■ **DATA PROVIDED**:

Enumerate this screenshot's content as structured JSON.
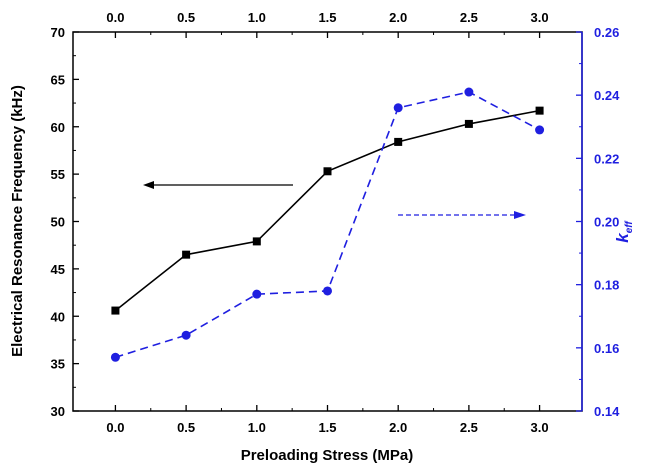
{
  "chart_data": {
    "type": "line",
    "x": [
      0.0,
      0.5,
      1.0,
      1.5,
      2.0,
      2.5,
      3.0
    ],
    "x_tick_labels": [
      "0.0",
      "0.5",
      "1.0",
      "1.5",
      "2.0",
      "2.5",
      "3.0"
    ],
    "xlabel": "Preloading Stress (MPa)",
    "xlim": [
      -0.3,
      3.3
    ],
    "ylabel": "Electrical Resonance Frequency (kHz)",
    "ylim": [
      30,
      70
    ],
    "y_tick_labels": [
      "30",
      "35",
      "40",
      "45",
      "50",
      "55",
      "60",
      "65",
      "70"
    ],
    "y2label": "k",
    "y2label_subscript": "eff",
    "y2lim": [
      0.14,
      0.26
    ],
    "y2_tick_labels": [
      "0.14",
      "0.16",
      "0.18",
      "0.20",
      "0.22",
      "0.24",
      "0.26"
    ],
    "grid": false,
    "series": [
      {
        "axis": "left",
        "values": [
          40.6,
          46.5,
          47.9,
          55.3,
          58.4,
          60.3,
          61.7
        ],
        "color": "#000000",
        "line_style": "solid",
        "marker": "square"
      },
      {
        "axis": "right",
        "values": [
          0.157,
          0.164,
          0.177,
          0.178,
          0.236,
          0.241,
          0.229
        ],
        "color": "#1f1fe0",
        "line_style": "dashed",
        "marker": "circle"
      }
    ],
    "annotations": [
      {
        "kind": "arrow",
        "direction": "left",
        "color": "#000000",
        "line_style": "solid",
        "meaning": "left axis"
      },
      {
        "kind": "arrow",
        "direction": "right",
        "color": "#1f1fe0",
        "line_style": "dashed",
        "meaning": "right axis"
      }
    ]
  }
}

--

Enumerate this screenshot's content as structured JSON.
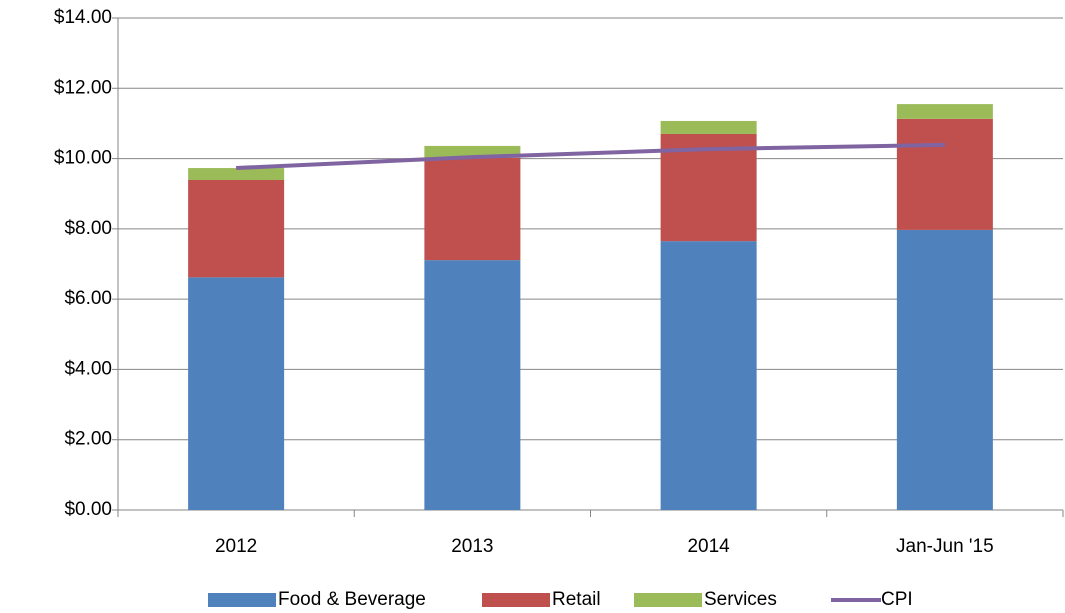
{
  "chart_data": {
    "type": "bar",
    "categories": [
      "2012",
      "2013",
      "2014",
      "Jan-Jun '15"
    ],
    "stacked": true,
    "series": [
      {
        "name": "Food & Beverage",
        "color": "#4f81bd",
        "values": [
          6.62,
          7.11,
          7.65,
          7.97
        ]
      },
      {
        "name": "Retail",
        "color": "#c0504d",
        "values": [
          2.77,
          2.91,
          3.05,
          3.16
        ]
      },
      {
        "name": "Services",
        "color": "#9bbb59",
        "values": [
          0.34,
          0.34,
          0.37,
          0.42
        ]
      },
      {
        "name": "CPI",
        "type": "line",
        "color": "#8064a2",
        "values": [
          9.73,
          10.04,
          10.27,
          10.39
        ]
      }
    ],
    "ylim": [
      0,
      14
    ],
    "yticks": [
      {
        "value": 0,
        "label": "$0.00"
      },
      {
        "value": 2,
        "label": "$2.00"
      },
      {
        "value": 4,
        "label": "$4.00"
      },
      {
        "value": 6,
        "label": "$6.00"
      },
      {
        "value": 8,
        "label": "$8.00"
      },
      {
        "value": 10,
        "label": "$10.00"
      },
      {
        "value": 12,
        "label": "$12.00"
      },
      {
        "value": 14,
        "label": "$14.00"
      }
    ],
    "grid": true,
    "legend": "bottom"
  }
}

■ **EXERCISE GOAL**: Scan the listing above. Gather each line that contains the word "meaning".

■ **FINISHED TASK**:
        "meaning": "left axis"
        "meaning": "right axis"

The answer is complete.